>>>>>
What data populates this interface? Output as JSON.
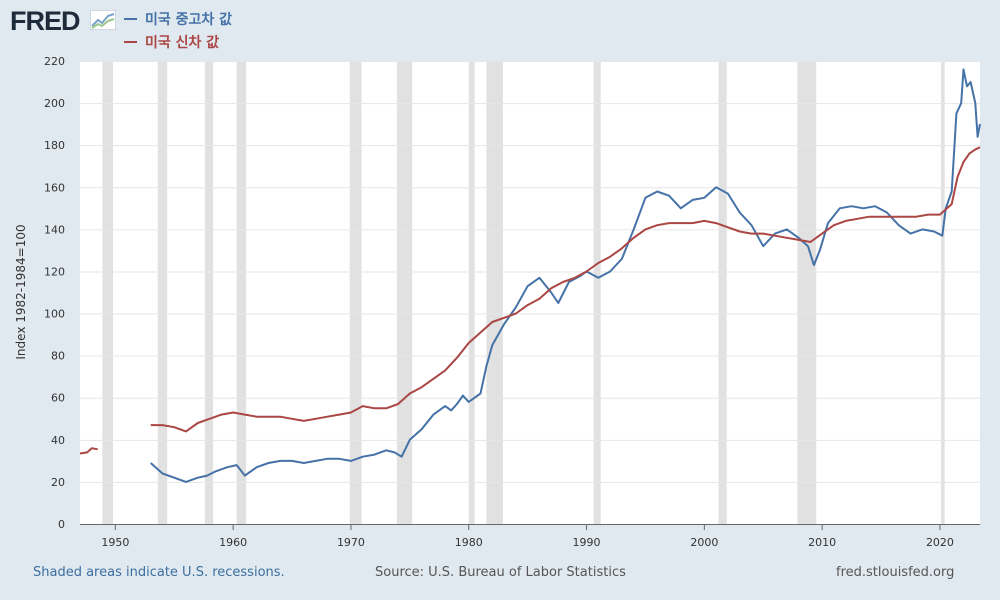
{
  "logo": {
    "text": "FRED"
  },
  "colors": {
    "series_0": "#4572a7",
    "series_1": "#aa4643",
    "recession": "#e1e1e1",
    "note": "#3b6fa0"
  },
  "footer": {
    "note": "Shaded areas indicate U.S. recessions.",
    "source": "Source: U.S. Bureau of Labor Statistics",
    "site": "fred.stlouisfed.org"
  },
  "chart_data": {
    "type": "line",
    "title": "",
    "xlabel": "",
    "ylabel": "Index 1982-1984=100",
    "xlim": [
      1947,
      2023.4
    ],
    "ylim": [
      0,
      220
    ],
    "x_ticks": [
      1950,
      1960,
      1970,
      1980,
      1990,
      2000,
      2010,
      2020
    ],
    "y_ticks": [
      0,
      20,
      40,
      60,
      80,
      100,
      120,
      140,
      160,
      180,
      200,
      220
    ],
    "grid": "horizontal",
    "legend": "top-left",
    "recessions": [
      [
        1948.9,
        1949.8
      ],
      [
        1953.6,
        1954.4
      ],
      [
        1957.6,
        1958.3
      ],
      [
        1960.3,
        1961.1
      ],
      [
        1969.9,
        1970.9
      ],
      [
        1973.9,
        1975.2
      ],
      [
        1980.0,
        1980.5
      ],
      [
        1981.5,
        1982.9
      ],
      [
        1990.6,
        1991.2
      ],
      [
        2001.2,
        2001.9
      ],
      [
        2007.9,
        2009.5
      ],
      [
        2020.1,
        2020.4
      ]
    ],
    "series": [
      {
        "name": "미국 중고차 값",
        "color": "#4572a7",
        "points": [
          [
            1953.0,
            29
          ],
          [
            1954.0,
            24
          ],
          [
            1955.0,
            22
          ],
          [
            1956.0,
            20
          ],
          [
            1957.0,
            22
          ],
          [
            1957.8,
            23
          ],
          [
            1958.5,
            25
          ],
          [
            1959.5,
            27
          ],
          [
            1960.3,
            28
          ],
          [
            1961.0,
            23
          ],
          [
            1962.0,
            27
          ],
          [
            1963.0,
            29
          ],
          [
            1964.0,
            30
          ],
          [
            1965.0,
            30
          ],
          [
            1966.0,
            29
          ],
          [
            1967.0,
            30
          ],
          [
            1968.0,
            31
          ],
          [
            1969.0,
            31
          ],
          [
            1970.0,
            30
          ],
          [
            1971.0,
            32
          ],
          [
            1972.0,
            33
          ],
          [
            1973.0,
            35
          ],
          [
            1973.7,
            34
          ],
          [
            1974.3,
            32
          ],
          [
            1975.0,
            40
          ],
          [
            1976.0,
            45
          ],
          [
            1977.0,
            52
          ],
          [
            1978.0,
            56
          ],
          [
            1978.5,
            54
          ],
          [
            1979.0,
            57
          ],
          [
            1979.5,
            61
          ],
          [
            1980.0,
            58
          ],
          [
            1980.5,
            60
          ],
          [
            1981.0,
            62
          ],
          [
            1981.5,
            75
          ],
          [
            1982.0,
            85
          ],
          [
            1983.0,
            95
          ],
          [
            1984.0,
            103
          ],
          [
            1985.0,
            113
          ],
          [
            1986.0,
            117
          ],
          [
            1987.0,
            110
          ],
          [
            1987.6,
            105
          ],
          [
            1988.5,
            115
          ],
          [
            1989.5,
            118
          ],
          [
            1990.0,
            120
          ],
          [
            1991.0,
            117
          ],
          [
            1992.0,
            120
          ],
          [
            1993.0,
            126
          ],
          [
            1994.0,
            140
          ],
          [
            1995.0,
            155
          ],
          [
            1996.0,
            158
          ],
          [
            1997.0,
            156
          ],
          [
            1998.0,
            150
          ],
          [
            1999.0,
            154
          ],
          [
            2000.0,
            155
          ],
          [
            2001.0,
            160
          ],
          [
            2002.0,
            157
          ],
          [
            2003.0,
            148
          ],
          [
            2004.0,
            142
          ],
          [
            2005.0,
            132
          ],
          [
            2006.0,
            138
          ],
          [
            2007.0,
            140
          ],
          [
            2008.0,
            136
          ],
          [
            2008.8,
            132
          ],
          [
            2009.3,
            123
          ],
          [
            2009.8,
            130
          ],
          [
            2010.5,
            143
          ],
          [
            2011.5,
            150
          ],
          [
            2012.5,
            151
          ],
          [
            2013.5,
            150
          ],
          [
            2014.5,
            151
          ],
          [
            2015.5,
            148
          ],
          [
            2016.5,
            142
          ],
          [
            2017.5,
            138
          ],
          [
            2018.5,
            140
          ],
          [
            2019.5,
            139
          ],
          [
            2020.2,
            137
          ],
          [
            2020.5,
            150
          ],
          [
            2021.0,
            158
          ],
          [
            2021.4,
            195
          ],
          [
            2021.8,
            200
          ],
          [
            2022.0,
            216
          ],
          [
            2022.3,
            208
          ],
          [
            2022.6,
            210
          ],
          [
            2023.0,
            200
          ],
          [
            2023.2,
            184
          ],
          [
            2023.4,
            190
          ]
        ]
      },
      {
        "name": "미국 신차 값",
        "color": "#aa4643",
        "points": [
          [
            1947.0,
            33.5
          ],
          [
            1947.6,
            34
          ],
          [
            1948.0,
            36
          ],
          [
            1948.5,
            35.5
          ],
          [
            1953.0,
            47
          ],
          [
            1954.0,
            47
          ],
          [
            1955.0,
            46
          ],
          [
            1956.0,
            44
          ],
          [
            1957.0,
            48
          ],
          [
            1958.0,
            50
          ],
          [
            1959.0,
            52
          ],
          [
            1960.0,
            53
          ],
          [
            1961.0,
            52
          ],
          [
            1962.0,
            51
          ],
          [
            1963.0,
            51
          ],
          [
            1964.0,
            51
          ],
          [
            1965.0,
            50
          ],
          [
            1966.0,
            49
          ],
          [
            1967.0,
            50
          ],
          [
            1968.0,
            51
          ],
          [
            1969.0,
            52
          ],
          [
            1970.0,
            53
          ],
          [
            1971.0,
            56
          ],
          [
            1972.0,
            55
          ],
          [
            1973.0,
            55
          ],
          [
            1974.0,
            57
          ],
          [
            1975.0,
            62
          ],
          [
            1976.0,
            65
          ],
          [
            1977.0,
            69
          ],
          [
            1978.0,
            73
          ],
          [
            1979.0,
            79
          ],
          [
            1980.0,
            86
          ],
          [
            1981.0,
            91
          ],
          [
            1982.0,
            96
          ],
          [
            1983.0,
            98
          ],
          [
            1984.0,
            100
          ],
          [
            1985.0,
            104
          ],
          [
            1986.0,
            107
          ],
          [
            1987.0,
            112
          ],
          [
            1988.0,
            115
          ],
          [
            1989.0,
            117
          ],
          [
            1990.0,
            120
          ],
          [
            1991.0,
            124
          ],
          [
            1992.0,
            127
          ],
          [
            1993.0,
            131
          ],
          [
            1994.0,
            136
          ],
          [
            1995.0,
            140
          ],
          [
            1996.0,
            142
          ],
          [
            1997.0,
            143
          ],
          [
            1998.0,
            143
          ],
          [
            1999.0,
            143
          ],
          [
            2000.0,
            144
          ],
          [
            2001.0,
            143
          ],
          [
            2002.0,
            141
          ],
          [
            2003.0,
            139
          ],
          [
            2004.0,
            138
          ],
          [
            2005.0,
            138
          ],
          [
            2006.0,
            137
          ],
          [
            2007.0,
            136
          ],
          [
            2008.0,
            135
          ],
          [
            2009.0,
            134
          ],
          [
            2010.0,
            138
          ],
          [
            2011.0,
            142
          ],
          [
            2012.0,
            144
          ],
          [
            2013.0,
            145
          ],
          [
            2014.0,
            146
          ],
          [
            2015.0,
            146
          ],
          [
            2016.0,
            146
          ],
          [
            2017.0,
            146
          ],
          [
            2018.0,
            146
          ],
          [
            2019.0,
            147
          ],
          [
            2020.0,
            147
          ],
          [
            2021.0,
            152
          ],
          [
            2021.5,
            165
          ],
          [
            2022.0,
            172
          ],
          [
            2022.5,
            176
          ],
          [
            2023.0,
            178
          ],
          [
            2023.4,
            179
          ]
        ]
      }
    ]
  }
}
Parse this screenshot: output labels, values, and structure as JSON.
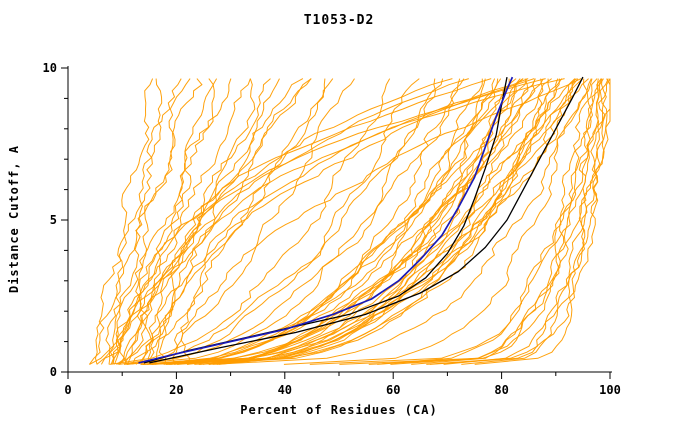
{
  "chart_data": {
    "type": "line",
    "title": "T1053-D2",
    "xlabel": "Percent of Residues (CA)",
    "ylabel": "Distance Cutoff, A",
    "xlim": [
      0,
      100
    ],
    "ylim": [
      0,
      10
    ],
    "xticks": [
      0,
      20,
      40,
      60,
      80,
      100
    ],
    "yticks": [
      0,
      5,
      10
    ],
    "x_minor_ticks": [
      10,
      30,
      50,
      70,
      90
    ],
    "y_minor_ticks": [
      1,
      2,
      3,
      4,
      6,
      7,
      8,
      9
    ],
    "grid": false,
    "legend": "none",
    "colors": {
      "ensemble": "#ff9d00",
      "black_model": "#000000",
      "blue_model": "#1a1ab8",
      "axis": "#000000"
    },
    "curve_y_start": 0.25,
    "curve_y_end": 9.7,
    "ensemble_curve_format": [
      "percent_at_cutoff_0.25",
      "percent_at_cutoff_9.7",
      "shape_exponent"
    ],
    "ensemble_curves": [
      [
        4,
        16,
        0.9
      ],
      [
        5,
        20,
        1.1
      ],
      [
        6,
        18,
        0.8
      ],
      [
        7,
        24,
        1.2
      ],
      [
        5,
        28,
        0.7
      ],
      [
        8,
        22,
        1.0
      ],
      [
        9,
        30,
        1.3
      ],
      [
        6,
        34,
        0.9
      ],
      [
        10,
        26,
        0.8
      ],
      [
        11,
        38,
        1.1
      ],
      [
        7,
        42,
        0.95
      ],
      [
        12,
        35,
        0.75
      ],
      [
        8,
        45,
        1.2
      ],
      [
        13,
        48,
        0.85
      ],
      [
        9,
        40,
        1.0
      ],
      [
        14,
        44,
        1.15
      ],
      [
        10,
        50,
        0.9
      ],
      [
        15,
        52,
        0.7
      ],
      [
        8,
        60,
        0.5
      ],
      [
        10,
        64,
        0.45
      ],
      [
        12,
        68,
        0.4
      ],
      [
        9,
        70,
        0.55
      ],
      [
        14,
        72,
        0.35
      ],
      [
        11,
        74,
        0.5
      ],
      [
        13,
        76,
        0.3
      ],
      [
        16,
        78,
        0.45
      ],
      [
        12,
        80,
        0.4
      ],
      [
        18,
        80,
        0.5
      ],
      [
        15,
        82,
        0.35
      ],
      [
        20,
        82,
        0.55
      ],
      [
        14,
        84,
        0.3
      ],
      [
        22,
        84,
        0.45
      ],
      [
        17,
        86,
        0.4
      ],
      [
        24,
        86,
        0.5
      ],
      [
        16,
        88,
        0.35
      ],
      [
        26,
        88,
        0.55
      ],
      [
        19,
        90,
        0.3
      ],
      [
        28,
        90,
        0.45
      ],
      [
        18,
        92,
        0.4
      ],
      [
        21,
        92,
        0.5
      ],
      [
        23,
        94,
        0.35
      ],
      [
        25,
        94,
        0.45
      ],
      [
        20,
        96,
        0.4
      ],
      [
        27,
        96,
        0.3
      ],
      [
        22,
        85,
        0.6
      ],
      [
        13,
        78,
        0.25
      ],
      [
        15,
        90,
        0.28
      ],
      [
        17,
        83,
        0.33
      ],
      [
        19,
        87,
        0.52
      ],
      [
        24,
        91,
        0.38
      ],
      [
        26,
        93,
        0.42
      ],
      [
        28,
        95,
        0.48
      ],
      [
        10,
        70,
        2.2
      ],
      [
        12,
        80,
        2.8
      ],
      [
        15,
        85,
        2.0
      ],
      [
        18,
        90,
        3.2
      ],
      [
        14,
        75,
        2.5
      ],
      [
        20,
        95,
        1.8
      ],
      [
        16,
        88,
        2.6
      ],
      [
        22,
        92,
        3.0
      ],
      [
        45,
        97,
        0.2
      ],
      [
        55,
        98,
        0.18
      ],
      [
        60,
        99,
        0.22
      ],
      [
        65,
        100,
        0.2
      ],
      [
        70,
        100,
        0.25
      ],
      [
        75,
        100,
        0.2
      ],
      [
        50,
        96,
        0.15
      ],
      [
        58,
        99,
        0.3
      ],
      [
        62,
        98,
        0.25
      ],
      [
        68,
        100,
        0.18
      ],
      [
        72,
        99,
        0.22
      ],
      [
        40,
        95,
        0.25
      ]
    ],
    "highlight_curves": [
      {
        "name": "model-black-2",
        "color": "#000000",
        "width": 1.3,
        "points": [
          [
            15,
            0.3
          ],
          [
            28,
            0.8
          ],
          [
            42,
            1.3
          ],
          [
            55,
            1.9
          ],
          [
            65,
            2.6
          ],
          [
            72,
            3.3
          ],
          [
            77,
            4.1
          ],
          [
            81,
            5.0
          ],
          [
            84,
            6.0
          ],
          [
            87,
            7.0
          ],
          [
            90,
            8.0
          ],
          [
            93,
            9.0
          ],
          [
            95,
            9.7
          ]
        ]
      },
      {
        "name": "model-black-1",
        "color": "#000000",
        "width": 1.3,
        "points": [
          [
            14,
            0.3
          ],
          [
            22,
            0.7
          ],
          [
            32,
            1.1
          ],
          [
            42,
            1.5
          ],
          [
            52,
            1.9
          ],
          [
            61,
            2.5
          ],
          [
            66,
            3.1
          ],
          [
            70,
            3.9
          ],
          [
            73,
            4.8
          ],
          [
            75,
            5.7
          ],
          [
            77,
            6.7
          ],
          [
            79,
            7.8
          ],
          [
            80,
            8.8
          ],
          [
            81,
            9.7
          ]
        ]
      },
      {
        "name": "model-blue",
        "color": "#1a1ab8",
        "width": 1.7,
        "points": [
          [
            13,
            0.3
          ],
          [
            20,
            0.6
          ],
          [
            30,
            1.0
          ],
          [
            40,
            1.4
          ],
          [
            49,
            1.9
          ],
          [
            56,
            2.4
          ],
          [
            61,
            3.0
          ],
          [
            65,
            3.7
          ],
          [
            69,
            4.5
          ],
          [
            72,
            5.4
          ],
          [
            75,
            6.4
          ],
          [
            77,
            7.4
          ],
          [
            79,
            8.4
          ],
          [
            81,
            9.3
          ],
          [
            82,
            9.7
          ]
        ]
      }
    ]
  }
}
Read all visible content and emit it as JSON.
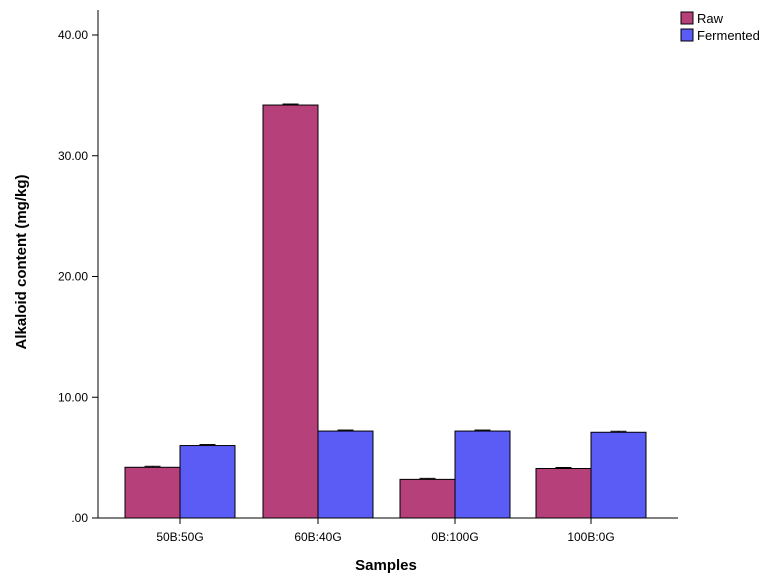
<<<<<
Copy out the lines in which the string "note" appears.

    "note": "#3b6fa0"
    "note": "Shaded areas indicate U.S. recessions.",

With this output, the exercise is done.